Por: Ana Floripes - Professora

Momento especial da formatura do ano letivo 2021 do Colégio Estadual Igléa Grollmann - EFM, de Cianorte - PR.
No link https://www.bisbinoticias.com.br/post/as-li%C3%A7%C3%B5es-sempre-ficam-autismo-s%C3%B3-ensinamos-quando-estamos-dispostos-a-aprender pode ser encontrado o relato "As lições sempre ficam (Autismo): só ensinamos quando estamos dispostos a aprender". Nele encontra-se um pouco de nossa experiência educacional com a inesquecível ex-estudante Lorena Gabrielle dos Santos Xavier.
Houve muitos questionamentos e um deles: Por que a estratégia de usar traje parecido ao da personagem Elsa na formatura do Ensino Médio?
Nós sabíamos dos desafios da noite de sua formatura para Lorena, com diagnóstico tardio de Transtorno do Espectro Autista (TEA), entre eles: o local desconhecido, repleto de estímulos: pessoas diferentes de seu convívio social; sons diferentes ao mesmo tempo, muitos aplausos, gritos, assovios, trilha sonora, discursos, flashes fotográficos, etc; a própria emoção do momento e o alto nível de ansiedade. Teríamos que driblar tudo isso ao mesmo tempo para que ela tivesse o prazer de usufruir daquele momento que lhe pertencia, mas sem sofrimento. A sobrecarga sensorial seria o obstáculo!

# # # # # # #

* [Tarefa A] Transcreva fielmente todas as linhas dos registros, deixando as imagens de fora.

# # # # # # #

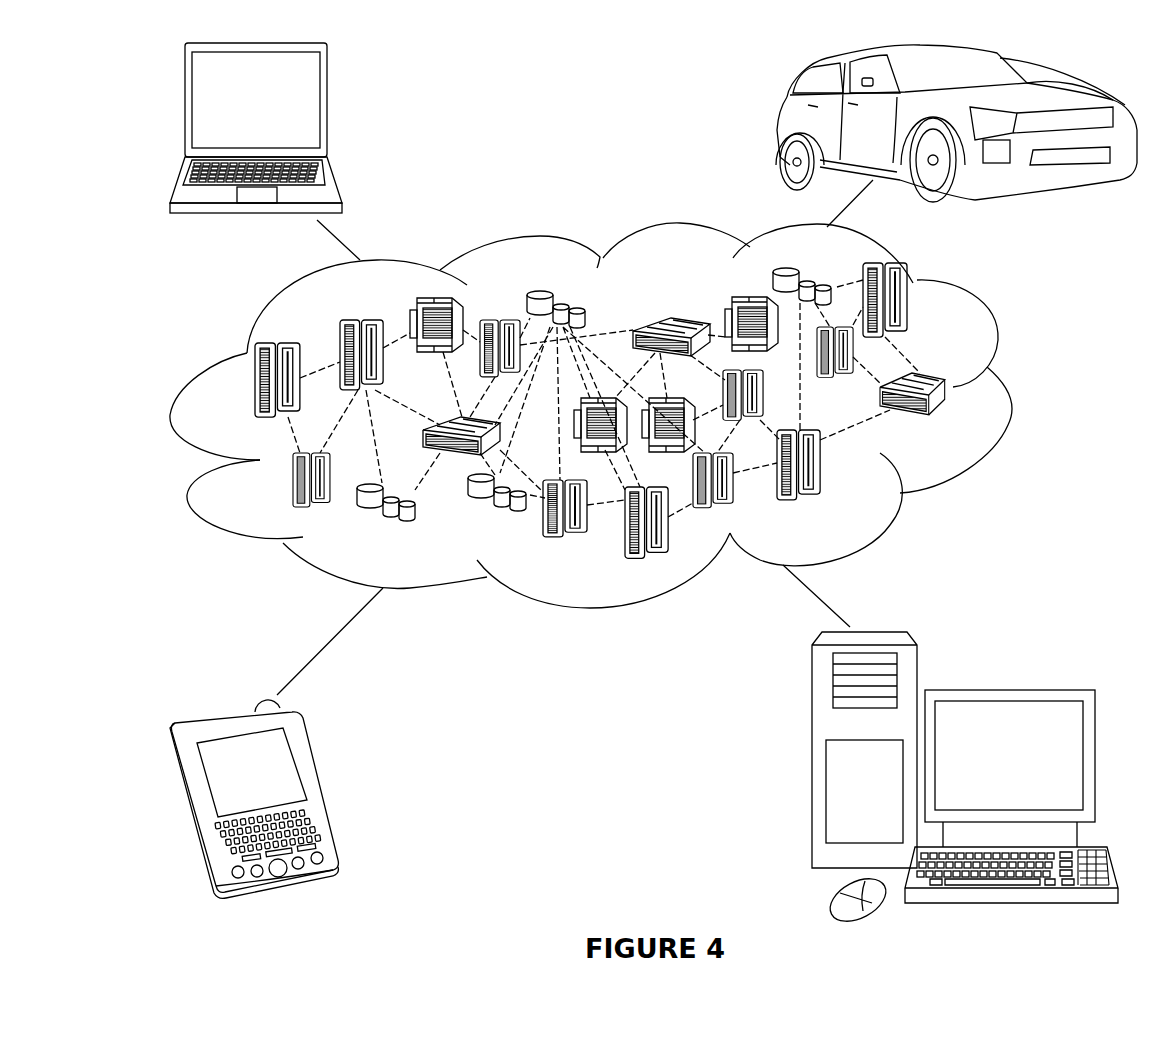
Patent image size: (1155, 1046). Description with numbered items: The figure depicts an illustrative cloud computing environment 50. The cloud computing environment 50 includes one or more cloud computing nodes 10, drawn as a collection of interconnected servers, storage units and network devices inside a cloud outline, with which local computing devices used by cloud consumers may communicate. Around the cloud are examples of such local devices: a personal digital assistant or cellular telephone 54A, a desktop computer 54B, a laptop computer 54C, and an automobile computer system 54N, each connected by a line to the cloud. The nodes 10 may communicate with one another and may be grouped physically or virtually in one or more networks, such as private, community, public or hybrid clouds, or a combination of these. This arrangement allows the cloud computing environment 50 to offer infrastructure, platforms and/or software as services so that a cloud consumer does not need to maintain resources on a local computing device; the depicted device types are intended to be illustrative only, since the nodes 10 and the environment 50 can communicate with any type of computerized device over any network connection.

The cloud computing nodes 10 is at (955, 423).
The cloud computing environment 50 is at (1008, 390).
The personal digital assistant or cellular telephone 54A is at (318, 788).
The desktop computer 54B is at (1005, 690).
The laptop computer 54C is at (327, 108).
The automobile computer system 54N is at (778, 122).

# # # # # # #

* [Tarefa B] No relato sobre a formatura, qual seria o obstáculo para Lorena naquela noite?

* [Resposta A]
Patent image size: (1155, 1046). Description with numbered items: The figure depicts an illustrative cloud computing environment 50. The cloud computing environment 50 includes one or more cloud computing nodes 10, drawn as a collection of interconnected servers, storage units and network devices inside a cloud outline, with which local computing devices used by cloud consumers may communicate. Around the cloud are examples of such local devices: a personal digital assistant or cellular telephone 54A, a desktop computer 54B, a laptop computer 54C, and an automobile computer system 54N, each connected by a line to the cloud. The nodes 10 may communicate with one another and may be grouped physically or virtually in one or more networks, such as private, community, public or hybrid clouds, or a combination of these. This arrangement allows the cloud computing environment 50 to offer infrastructure, platforms and/or software as services so that a cloud consumer does not need to maintain resources on a local computing device; the depicted device types are intended to be illustrative only, since the nodes 10 and the environment 50 can communicate with any type of computerized device over any network connection.

The cloud computing nodes 10 is at (955, 423).
The cloud computing environment 50 is at (1008, 390).
The personal digital assistant or cellular telephone 54A is at (318, 788).
The desktop computer 54B is at (1005, 690).
The laptop computer 54C is at (327, 108).
The automobile computer system 54N is at (778, 122).

* [Resposta B] A sobrecarga sensorial.